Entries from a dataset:
★ ★ ★ ★
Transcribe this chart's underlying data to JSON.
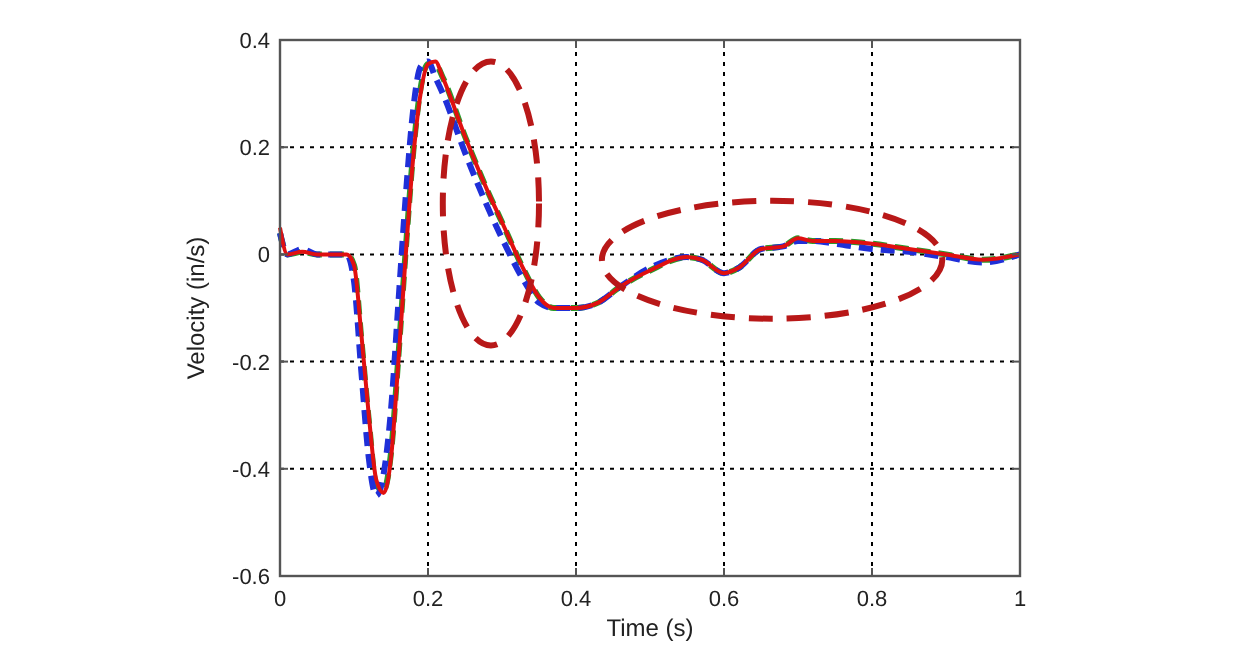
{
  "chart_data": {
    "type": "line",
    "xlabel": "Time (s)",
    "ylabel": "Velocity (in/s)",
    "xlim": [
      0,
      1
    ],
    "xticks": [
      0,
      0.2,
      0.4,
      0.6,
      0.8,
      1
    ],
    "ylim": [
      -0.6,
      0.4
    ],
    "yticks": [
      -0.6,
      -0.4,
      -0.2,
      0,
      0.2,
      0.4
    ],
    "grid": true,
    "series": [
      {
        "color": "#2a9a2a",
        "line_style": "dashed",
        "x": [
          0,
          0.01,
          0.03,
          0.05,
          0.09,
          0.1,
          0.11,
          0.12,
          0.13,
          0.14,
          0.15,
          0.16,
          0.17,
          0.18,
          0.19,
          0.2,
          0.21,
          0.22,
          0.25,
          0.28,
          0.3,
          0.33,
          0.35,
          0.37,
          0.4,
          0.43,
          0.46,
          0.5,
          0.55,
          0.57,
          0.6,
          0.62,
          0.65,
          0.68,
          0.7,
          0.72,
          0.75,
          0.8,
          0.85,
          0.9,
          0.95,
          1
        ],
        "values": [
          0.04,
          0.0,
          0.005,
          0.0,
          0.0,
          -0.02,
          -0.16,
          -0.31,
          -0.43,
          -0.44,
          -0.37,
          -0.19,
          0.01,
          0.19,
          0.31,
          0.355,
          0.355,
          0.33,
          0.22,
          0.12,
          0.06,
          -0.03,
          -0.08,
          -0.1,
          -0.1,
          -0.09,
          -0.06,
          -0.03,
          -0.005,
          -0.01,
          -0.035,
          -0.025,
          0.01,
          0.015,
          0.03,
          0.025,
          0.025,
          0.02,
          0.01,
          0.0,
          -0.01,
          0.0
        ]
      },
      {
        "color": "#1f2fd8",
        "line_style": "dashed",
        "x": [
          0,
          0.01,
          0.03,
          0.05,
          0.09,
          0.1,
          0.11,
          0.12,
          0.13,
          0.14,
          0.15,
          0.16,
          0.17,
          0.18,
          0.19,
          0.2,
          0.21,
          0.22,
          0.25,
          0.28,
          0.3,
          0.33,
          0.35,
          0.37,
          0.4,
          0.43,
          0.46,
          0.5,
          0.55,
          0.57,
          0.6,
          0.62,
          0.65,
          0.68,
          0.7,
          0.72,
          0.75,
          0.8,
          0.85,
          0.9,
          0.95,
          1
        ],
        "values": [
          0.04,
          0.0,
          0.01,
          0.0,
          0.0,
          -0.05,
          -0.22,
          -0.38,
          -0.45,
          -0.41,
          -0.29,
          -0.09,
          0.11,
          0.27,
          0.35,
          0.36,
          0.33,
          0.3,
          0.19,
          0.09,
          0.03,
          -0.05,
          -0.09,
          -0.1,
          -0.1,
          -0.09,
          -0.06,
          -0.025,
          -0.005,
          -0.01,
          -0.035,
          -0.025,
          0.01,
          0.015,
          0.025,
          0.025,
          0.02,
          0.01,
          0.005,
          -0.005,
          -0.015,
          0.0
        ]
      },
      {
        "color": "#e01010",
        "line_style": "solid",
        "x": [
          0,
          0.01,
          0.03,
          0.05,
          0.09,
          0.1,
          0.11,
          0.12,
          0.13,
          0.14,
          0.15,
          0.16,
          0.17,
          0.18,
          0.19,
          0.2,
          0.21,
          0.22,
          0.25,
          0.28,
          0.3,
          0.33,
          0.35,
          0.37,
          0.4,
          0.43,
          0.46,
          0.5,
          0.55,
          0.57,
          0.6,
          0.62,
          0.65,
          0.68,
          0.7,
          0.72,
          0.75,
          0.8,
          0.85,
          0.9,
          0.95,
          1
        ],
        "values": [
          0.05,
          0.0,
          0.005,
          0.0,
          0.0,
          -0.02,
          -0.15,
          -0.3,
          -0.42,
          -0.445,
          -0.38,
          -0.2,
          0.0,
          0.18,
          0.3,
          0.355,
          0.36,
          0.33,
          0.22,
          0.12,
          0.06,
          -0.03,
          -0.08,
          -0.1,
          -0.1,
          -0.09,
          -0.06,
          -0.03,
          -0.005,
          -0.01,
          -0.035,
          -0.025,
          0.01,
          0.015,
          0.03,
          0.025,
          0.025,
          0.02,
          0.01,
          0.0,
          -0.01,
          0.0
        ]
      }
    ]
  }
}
★ ★ ★ ★
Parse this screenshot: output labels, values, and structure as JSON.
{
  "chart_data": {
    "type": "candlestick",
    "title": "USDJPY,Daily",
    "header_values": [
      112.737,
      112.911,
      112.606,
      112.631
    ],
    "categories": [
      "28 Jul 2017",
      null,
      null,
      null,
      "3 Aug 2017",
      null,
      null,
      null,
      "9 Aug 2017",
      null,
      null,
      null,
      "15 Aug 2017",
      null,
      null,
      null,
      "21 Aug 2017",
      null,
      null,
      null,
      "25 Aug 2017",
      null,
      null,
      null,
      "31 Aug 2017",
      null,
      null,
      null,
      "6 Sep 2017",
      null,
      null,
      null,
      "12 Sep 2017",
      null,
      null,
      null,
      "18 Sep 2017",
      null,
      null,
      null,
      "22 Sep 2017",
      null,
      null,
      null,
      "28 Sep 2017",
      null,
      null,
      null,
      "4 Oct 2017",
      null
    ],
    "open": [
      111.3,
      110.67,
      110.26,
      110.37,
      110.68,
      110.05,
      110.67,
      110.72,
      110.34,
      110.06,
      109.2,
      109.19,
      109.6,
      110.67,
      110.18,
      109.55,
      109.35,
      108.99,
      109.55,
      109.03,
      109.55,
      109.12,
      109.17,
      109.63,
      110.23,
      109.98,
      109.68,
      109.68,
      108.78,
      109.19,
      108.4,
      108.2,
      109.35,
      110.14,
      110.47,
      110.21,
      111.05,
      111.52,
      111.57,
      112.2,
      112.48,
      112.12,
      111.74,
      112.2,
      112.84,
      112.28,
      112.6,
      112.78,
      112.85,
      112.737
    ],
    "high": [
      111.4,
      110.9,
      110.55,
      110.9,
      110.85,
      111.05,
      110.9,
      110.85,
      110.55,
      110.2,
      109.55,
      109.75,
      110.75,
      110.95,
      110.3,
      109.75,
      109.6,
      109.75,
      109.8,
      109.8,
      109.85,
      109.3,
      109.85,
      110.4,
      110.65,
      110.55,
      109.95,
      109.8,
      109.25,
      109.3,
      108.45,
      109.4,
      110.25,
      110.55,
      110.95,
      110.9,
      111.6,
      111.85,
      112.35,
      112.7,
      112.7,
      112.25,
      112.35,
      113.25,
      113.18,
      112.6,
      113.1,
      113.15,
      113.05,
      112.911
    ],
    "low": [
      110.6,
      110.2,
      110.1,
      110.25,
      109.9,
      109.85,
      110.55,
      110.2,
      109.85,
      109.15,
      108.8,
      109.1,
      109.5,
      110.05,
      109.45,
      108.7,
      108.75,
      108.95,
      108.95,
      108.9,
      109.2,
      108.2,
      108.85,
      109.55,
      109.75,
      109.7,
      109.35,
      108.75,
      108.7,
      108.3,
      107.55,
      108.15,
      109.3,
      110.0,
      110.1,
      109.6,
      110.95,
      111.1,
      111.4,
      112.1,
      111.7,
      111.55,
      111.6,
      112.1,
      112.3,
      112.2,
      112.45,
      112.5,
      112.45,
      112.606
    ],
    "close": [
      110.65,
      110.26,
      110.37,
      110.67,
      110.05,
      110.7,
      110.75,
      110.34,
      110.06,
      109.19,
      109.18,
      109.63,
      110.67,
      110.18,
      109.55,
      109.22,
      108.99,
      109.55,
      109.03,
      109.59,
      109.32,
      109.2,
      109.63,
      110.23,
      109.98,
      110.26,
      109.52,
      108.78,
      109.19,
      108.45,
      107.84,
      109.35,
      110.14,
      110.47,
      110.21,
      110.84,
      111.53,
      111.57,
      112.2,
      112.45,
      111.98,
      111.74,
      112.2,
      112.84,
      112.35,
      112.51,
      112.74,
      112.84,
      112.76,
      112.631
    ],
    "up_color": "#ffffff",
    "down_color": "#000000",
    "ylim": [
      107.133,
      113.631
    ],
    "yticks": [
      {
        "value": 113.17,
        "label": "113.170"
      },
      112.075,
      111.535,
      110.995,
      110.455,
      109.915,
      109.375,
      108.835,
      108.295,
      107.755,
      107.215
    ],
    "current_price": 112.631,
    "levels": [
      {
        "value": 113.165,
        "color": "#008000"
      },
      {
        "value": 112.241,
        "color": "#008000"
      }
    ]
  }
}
★ ★ ★ ★
*JOB:* Within the data above, pick out all lines holding the word "JSON".

*COMPLETED TASK:*
Transcribe this chart's underlying data to JSON.
Parse this screenshot: output labels, values, and structure as JSON.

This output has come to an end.